◆ Written request
Sort through the data and copy the lines holding the word "noster".

◆ Dataset rows

============

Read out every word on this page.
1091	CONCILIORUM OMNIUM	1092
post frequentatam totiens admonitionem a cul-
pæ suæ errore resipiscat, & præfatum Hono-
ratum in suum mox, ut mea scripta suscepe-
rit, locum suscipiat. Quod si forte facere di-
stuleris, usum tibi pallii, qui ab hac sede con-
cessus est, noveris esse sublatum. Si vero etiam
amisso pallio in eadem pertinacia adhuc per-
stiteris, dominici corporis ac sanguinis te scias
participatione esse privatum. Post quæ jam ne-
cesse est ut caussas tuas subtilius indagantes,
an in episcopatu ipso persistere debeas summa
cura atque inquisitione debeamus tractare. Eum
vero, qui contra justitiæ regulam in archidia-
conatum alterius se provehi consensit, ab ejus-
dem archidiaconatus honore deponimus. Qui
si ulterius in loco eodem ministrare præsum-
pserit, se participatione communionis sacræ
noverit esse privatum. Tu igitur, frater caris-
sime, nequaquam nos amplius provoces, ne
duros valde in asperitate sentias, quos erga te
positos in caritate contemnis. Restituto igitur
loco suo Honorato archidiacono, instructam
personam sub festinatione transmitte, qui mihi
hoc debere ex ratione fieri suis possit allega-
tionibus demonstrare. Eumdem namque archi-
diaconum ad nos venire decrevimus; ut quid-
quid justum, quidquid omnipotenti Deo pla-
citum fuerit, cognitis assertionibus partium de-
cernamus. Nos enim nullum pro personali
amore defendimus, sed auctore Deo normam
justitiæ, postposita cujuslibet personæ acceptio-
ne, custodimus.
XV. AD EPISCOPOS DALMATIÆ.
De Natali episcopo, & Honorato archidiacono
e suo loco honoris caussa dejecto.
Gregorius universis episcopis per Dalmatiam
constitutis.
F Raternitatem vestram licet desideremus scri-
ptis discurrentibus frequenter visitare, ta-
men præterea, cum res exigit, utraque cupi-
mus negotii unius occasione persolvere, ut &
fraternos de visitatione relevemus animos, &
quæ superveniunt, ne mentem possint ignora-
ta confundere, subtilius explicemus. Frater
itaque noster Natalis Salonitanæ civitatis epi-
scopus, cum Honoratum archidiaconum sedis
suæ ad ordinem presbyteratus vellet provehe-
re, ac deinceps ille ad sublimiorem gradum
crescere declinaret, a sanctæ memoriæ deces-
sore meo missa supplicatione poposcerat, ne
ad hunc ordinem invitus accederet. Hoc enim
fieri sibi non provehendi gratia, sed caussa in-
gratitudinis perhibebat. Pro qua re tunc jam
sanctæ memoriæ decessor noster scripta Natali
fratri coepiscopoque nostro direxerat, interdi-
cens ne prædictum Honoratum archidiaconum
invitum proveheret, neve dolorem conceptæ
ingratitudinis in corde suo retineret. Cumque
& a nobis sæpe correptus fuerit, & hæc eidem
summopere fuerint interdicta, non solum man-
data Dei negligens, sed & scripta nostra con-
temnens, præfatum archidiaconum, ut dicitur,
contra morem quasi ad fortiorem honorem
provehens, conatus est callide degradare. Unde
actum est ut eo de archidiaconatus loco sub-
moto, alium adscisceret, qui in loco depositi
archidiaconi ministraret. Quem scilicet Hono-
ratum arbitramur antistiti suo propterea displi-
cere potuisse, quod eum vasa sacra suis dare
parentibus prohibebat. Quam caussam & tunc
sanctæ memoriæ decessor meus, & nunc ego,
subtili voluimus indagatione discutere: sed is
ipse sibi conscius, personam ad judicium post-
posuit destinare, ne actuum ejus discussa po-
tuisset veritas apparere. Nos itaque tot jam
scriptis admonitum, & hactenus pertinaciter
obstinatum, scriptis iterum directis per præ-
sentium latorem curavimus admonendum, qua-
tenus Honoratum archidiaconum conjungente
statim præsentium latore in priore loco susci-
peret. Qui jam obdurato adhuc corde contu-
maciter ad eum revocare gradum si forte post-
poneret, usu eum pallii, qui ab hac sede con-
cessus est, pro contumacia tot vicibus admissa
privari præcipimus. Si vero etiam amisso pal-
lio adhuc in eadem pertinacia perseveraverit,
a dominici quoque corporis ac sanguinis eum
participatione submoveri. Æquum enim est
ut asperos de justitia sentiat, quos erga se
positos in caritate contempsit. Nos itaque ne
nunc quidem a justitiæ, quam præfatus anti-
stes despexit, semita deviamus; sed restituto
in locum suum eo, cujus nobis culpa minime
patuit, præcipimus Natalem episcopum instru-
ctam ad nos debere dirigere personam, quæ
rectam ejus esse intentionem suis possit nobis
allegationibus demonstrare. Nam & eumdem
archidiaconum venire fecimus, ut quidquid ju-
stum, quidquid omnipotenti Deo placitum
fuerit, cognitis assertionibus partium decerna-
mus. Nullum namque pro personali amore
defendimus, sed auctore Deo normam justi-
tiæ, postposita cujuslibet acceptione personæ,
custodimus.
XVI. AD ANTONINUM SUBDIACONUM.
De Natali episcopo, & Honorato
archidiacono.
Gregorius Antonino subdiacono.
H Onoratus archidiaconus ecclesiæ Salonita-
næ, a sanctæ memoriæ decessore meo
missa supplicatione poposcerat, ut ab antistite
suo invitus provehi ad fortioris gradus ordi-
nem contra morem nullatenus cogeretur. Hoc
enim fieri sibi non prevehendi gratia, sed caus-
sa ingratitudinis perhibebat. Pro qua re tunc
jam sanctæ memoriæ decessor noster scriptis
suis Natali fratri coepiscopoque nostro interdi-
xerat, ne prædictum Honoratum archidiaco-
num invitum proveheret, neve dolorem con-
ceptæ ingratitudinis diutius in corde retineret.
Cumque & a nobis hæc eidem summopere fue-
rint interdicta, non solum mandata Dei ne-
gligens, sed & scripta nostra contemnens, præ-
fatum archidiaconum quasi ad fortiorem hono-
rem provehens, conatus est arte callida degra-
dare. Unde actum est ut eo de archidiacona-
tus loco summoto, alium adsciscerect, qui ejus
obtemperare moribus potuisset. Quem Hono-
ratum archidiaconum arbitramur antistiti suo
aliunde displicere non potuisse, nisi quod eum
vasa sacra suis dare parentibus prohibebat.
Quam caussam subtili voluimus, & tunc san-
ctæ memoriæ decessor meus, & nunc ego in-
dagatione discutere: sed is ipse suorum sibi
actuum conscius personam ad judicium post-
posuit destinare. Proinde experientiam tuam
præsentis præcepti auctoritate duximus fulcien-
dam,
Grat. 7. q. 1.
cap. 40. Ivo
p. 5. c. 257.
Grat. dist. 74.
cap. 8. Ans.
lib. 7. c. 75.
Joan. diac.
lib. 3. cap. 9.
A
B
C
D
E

============

◆ Result
itaque noster Natalis Salonitanæ civitatis epi-
sanctæ memoriæ decessor noster scripta Natali
jam sanctæ memoriæ decessor noster scriptis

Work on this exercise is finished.